**THE TASK:** Find the lines below that contain the string "Приложению". Copy each one.

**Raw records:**
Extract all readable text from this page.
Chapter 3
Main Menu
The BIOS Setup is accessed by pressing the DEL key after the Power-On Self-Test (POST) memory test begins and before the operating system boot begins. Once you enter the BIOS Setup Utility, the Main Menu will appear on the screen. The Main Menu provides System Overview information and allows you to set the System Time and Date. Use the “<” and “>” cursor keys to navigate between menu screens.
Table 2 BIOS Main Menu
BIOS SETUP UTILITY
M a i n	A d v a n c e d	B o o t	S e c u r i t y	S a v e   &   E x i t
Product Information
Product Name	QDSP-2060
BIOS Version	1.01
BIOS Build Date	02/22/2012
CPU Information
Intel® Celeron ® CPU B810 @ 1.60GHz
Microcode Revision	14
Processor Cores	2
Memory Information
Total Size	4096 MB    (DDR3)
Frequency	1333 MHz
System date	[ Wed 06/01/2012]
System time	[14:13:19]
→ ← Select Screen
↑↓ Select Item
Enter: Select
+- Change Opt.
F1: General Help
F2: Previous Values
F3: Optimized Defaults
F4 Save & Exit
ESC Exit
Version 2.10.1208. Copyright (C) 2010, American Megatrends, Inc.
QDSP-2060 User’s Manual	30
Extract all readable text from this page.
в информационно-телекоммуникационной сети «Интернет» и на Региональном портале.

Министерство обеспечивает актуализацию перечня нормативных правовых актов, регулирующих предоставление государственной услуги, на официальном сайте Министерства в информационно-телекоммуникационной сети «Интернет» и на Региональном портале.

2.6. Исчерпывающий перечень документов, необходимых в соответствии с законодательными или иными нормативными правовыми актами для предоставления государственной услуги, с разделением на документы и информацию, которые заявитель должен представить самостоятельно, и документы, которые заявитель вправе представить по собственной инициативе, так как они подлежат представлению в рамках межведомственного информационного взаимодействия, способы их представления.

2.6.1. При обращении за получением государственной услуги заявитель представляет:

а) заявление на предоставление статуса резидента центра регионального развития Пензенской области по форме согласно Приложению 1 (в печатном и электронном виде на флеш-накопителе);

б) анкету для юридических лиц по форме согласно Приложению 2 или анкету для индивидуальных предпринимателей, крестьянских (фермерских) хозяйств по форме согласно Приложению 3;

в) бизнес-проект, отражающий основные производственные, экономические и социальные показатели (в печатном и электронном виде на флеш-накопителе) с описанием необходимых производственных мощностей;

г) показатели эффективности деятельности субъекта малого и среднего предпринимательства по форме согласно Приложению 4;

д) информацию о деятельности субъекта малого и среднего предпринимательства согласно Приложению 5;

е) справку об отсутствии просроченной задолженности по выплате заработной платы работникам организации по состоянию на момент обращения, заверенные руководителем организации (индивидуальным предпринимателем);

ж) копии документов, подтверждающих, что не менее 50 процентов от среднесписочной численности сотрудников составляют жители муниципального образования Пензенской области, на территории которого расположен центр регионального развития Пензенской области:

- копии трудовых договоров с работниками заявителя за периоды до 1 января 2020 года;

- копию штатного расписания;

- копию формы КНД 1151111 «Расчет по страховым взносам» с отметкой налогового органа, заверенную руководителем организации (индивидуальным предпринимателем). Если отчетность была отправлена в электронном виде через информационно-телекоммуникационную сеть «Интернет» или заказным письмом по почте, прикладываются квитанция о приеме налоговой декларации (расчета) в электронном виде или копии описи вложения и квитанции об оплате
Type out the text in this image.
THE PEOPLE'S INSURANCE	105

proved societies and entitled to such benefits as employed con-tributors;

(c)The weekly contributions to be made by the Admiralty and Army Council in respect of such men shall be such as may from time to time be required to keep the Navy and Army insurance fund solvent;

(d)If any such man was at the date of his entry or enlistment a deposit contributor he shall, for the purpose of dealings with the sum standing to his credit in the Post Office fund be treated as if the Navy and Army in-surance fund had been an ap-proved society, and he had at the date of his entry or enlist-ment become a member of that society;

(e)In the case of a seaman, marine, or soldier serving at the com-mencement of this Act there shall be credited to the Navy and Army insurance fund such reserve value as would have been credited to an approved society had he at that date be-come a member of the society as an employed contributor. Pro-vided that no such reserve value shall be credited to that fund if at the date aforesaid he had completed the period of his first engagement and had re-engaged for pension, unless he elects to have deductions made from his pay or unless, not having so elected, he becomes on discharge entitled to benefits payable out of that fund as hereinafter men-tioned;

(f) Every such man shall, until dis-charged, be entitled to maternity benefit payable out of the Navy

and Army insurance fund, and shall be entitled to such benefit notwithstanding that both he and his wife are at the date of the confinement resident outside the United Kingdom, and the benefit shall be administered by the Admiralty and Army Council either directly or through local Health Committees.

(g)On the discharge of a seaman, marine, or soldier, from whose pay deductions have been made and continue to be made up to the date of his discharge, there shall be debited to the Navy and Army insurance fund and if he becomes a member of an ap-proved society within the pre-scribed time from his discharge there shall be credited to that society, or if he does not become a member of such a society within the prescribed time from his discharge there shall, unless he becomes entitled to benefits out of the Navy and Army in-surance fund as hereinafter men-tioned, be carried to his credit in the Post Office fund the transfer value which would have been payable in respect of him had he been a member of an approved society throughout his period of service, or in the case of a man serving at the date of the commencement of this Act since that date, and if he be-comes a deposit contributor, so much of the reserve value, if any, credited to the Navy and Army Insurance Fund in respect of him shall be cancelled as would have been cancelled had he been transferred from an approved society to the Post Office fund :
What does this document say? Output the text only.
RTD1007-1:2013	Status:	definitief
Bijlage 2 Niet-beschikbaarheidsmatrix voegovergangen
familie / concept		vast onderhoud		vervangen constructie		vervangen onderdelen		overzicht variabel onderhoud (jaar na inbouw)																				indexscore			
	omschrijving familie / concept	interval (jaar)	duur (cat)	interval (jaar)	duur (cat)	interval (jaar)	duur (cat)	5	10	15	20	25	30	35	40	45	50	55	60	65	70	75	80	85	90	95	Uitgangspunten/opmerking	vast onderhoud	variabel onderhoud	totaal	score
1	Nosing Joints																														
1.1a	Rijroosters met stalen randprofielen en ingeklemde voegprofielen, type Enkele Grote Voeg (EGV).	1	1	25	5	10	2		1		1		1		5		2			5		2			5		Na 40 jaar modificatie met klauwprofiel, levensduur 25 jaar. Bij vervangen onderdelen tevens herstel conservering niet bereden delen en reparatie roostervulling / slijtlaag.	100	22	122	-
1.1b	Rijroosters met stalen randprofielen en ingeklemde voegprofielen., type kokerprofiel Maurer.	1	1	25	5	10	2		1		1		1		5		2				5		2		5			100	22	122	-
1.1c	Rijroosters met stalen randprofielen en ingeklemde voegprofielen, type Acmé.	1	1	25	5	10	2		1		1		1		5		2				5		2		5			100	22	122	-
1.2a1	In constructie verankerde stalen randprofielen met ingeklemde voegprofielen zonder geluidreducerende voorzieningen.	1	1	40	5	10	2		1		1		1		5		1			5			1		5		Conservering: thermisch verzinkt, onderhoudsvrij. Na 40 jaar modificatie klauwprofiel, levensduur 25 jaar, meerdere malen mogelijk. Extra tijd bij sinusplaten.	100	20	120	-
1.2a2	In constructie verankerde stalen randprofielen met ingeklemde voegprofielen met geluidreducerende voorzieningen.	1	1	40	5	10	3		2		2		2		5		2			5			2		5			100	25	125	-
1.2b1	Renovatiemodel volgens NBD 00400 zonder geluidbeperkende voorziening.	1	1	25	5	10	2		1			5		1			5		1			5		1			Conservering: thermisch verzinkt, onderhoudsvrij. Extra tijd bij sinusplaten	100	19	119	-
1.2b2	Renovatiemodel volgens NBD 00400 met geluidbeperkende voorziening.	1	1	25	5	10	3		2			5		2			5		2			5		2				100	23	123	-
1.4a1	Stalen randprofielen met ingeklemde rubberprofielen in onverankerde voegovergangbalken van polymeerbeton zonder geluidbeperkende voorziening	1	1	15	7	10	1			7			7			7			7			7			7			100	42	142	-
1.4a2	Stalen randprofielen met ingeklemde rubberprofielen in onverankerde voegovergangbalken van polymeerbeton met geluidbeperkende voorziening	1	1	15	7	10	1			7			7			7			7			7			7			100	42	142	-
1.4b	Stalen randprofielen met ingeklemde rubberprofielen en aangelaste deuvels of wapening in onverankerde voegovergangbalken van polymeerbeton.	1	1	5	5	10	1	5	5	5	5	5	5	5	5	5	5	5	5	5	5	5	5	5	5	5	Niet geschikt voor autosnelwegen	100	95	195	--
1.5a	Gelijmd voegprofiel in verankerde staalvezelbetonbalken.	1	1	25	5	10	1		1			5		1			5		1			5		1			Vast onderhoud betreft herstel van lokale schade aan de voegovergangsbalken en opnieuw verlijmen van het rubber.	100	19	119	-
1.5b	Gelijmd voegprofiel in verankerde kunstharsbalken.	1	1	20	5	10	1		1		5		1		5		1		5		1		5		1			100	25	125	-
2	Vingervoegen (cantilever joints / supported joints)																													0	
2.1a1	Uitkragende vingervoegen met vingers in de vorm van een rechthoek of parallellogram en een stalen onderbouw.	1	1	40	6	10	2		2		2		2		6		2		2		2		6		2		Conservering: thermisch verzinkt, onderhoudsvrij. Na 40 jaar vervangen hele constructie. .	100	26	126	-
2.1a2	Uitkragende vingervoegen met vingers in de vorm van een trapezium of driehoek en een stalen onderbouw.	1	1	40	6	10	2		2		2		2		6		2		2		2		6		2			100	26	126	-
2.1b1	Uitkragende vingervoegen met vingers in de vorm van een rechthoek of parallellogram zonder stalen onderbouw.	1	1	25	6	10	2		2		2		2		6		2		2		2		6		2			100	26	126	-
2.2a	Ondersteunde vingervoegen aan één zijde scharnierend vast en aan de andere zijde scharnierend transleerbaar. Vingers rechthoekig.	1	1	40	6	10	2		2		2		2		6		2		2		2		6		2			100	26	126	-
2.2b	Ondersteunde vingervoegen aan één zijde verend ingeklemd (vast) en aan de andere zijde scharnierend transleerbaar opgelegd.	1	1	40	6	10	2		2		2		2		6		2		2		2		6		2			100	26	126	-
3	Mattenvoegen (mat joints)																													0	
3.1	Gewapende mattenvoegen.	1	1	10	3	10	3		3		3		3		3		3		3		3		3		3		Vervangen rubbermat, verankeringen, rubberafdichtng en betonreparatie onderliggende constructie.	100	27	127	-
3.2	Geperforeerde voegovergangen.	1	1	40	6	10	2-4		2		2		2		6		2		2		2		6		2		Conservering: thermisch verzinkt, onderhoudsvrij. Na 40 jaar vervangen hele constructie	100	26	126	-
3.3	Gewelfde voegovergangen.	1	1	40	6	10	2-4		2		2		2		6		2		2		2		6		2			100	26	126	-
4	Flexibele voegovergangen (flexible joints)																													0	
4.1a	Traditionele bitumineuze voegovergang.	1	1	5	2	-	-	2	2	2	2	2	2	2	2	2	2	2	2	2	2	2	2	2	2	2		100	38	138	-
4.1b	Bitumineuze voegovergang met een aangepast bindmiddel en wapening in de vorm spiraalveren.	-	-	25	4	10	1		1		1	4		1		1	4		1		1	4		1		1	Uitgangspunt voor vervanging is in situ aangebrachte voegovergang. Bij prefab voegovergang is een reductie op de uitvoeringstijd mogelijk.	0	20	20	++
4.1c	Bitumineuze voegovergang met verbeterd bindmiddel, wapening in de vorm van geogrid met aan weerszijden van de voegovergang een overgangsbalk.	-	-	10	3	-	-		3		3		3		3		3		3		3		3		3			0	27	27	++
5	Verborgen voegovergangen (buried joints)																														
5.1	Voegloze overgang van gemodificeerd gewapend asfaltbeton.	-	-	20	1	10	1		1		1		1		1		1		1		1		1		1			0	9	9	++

**ANSWER FOR THE TASK:**
а) заявление на предоставление статуса резидента центра регионального развития Пензенской области по форме согласно Приложению 1 (в печатном и электронном виде на флеш-накопителе);
б) анкету для юридических лиц по форме согласно Приложению 2 или анкету для индивидуальных предпринимателей, крестьянских (фермерских) хозяйств по форме согласно Приложению 3;
г) показатели эффективности деятельности субъекта малого и среднего предпринимательства по форме согласно Приложению 4;
д) информацию о деятельности субъекта малого и среднего предпринимательства согласно Приложению 5;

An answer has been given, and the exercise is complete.